Problem requirements
Copy every line from the material below that holds "para".

───── Records for the task ─────

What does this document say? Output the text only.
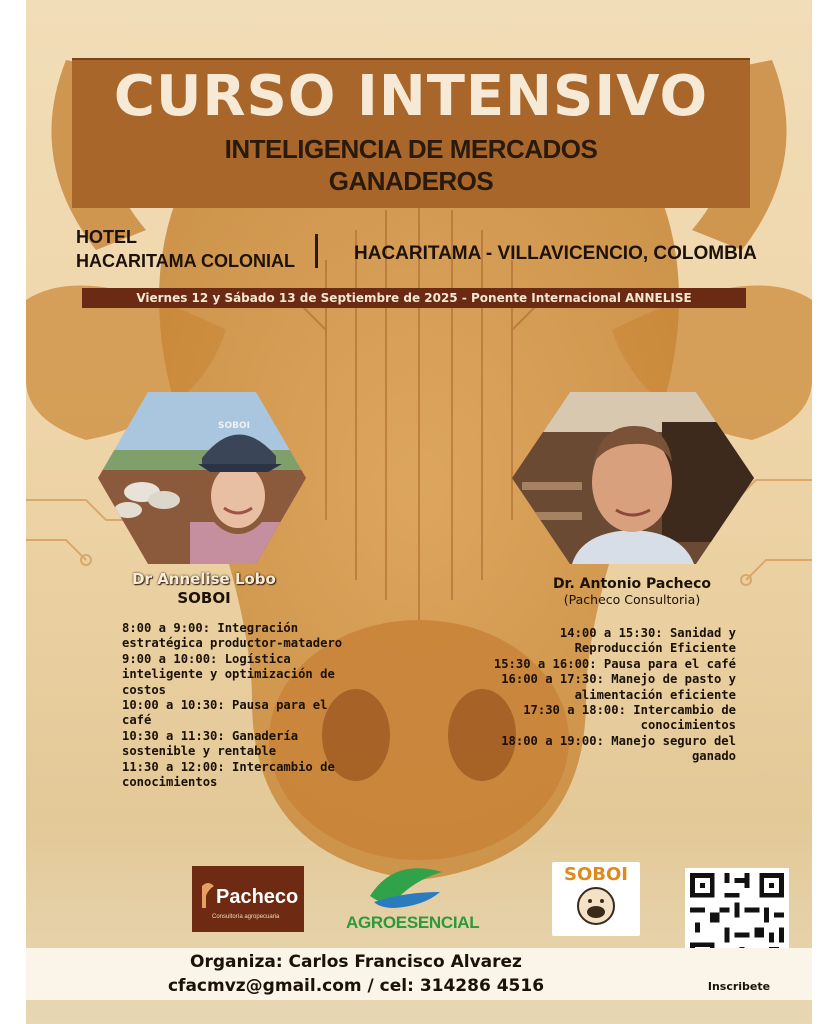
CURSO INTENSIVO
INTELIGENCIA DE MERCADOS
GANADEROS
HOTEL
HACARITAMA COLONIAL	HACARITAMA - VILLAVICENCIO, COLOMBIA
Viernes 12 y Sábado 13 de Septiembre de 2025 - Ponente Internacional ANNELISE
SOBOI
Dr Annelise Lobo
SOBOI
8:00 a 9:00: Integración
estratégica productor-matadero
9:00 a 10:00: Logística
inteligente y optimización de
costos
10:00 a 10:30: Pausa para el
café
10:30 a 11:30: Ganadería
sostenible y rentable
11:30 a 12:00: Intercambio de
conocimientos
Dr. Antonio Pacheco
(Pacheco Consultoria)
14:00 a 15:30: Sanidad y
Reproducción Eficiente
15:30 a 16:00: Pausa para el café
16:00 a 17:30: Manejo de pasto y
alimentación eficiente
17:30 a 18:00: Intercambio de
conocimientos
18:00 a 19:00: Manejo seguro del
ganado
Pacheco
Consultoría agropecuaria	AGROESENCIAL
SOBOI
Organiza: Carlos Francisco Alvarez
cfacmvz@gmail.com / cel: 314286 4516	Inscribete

─────
───── Records for the task ─────

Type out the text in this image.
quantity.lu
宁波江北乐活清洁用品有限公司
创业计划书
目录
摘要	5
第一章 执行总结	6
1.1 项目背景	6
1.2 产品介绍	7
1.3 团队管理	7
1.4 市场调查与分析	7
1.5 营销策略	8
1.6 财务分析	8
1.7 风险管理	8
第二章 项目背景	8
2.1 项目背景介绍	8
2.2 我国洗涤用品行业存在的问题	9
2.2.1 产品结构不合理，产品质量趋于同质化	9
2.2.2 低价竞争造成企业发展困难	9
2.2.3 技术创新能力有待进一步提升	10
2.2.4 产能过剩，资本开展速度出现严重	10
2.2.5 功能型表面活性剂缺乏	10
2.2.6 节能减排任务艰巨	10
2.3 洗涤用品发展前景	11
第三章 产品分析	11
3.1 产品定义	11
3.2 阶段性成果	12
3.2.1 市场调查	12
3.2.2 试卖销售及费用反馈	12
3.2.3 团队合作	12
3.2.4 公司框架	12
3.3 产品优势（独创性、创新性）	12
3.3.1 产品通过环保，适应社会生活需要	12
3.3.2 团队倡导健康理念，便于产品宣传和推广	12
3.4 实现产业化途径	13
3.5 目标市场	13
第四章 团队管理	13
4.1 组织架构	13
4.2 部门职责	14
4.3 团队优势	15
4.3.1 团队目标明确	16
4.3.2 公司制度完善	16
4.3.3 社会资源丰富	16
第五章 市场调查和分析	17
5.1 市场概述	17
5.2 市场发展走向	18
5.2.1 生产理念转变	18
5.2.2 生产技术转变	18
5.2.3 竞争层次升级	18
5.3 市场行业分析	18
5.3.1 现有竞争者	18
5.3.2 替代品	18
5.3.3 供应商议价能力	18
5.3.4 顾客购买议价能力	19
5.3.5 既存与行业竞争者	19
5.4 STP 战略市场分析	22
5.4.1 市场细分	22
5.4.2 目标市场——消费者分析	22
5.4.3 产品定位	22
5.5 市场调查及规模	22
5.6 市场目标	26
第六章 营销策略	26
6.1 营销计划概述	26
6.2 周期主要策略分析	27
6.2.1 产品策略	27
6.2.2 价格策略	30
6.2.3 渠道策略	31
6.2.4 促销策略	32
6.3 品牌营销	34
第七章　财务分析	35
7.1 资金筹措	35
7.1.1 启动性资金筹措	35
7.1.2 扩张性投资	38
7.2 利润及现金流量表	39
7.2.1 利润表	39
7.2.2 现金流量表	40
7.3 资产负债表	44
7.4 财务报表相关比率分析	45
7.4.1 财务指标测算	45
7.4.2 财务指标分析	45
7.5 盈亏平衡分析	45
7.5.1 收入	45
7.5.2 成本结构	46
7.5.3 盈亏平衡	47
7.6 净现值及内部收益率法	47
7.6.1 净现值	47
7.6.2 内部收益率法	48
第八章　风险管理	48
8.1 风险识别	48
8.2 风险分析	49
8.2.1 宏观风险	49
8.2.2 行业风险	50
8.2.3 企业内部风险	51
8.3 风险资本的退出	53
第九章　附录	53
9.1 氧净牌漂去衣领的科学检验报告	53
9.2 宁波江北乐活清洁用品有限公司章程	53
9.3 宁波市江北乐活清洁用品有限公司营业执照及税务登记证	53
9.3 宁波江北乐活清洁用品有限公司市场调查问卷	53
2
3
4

─────

Solution
10:00 a 10:30: Pausa para el
15:30 a 16:00: Pausa para el café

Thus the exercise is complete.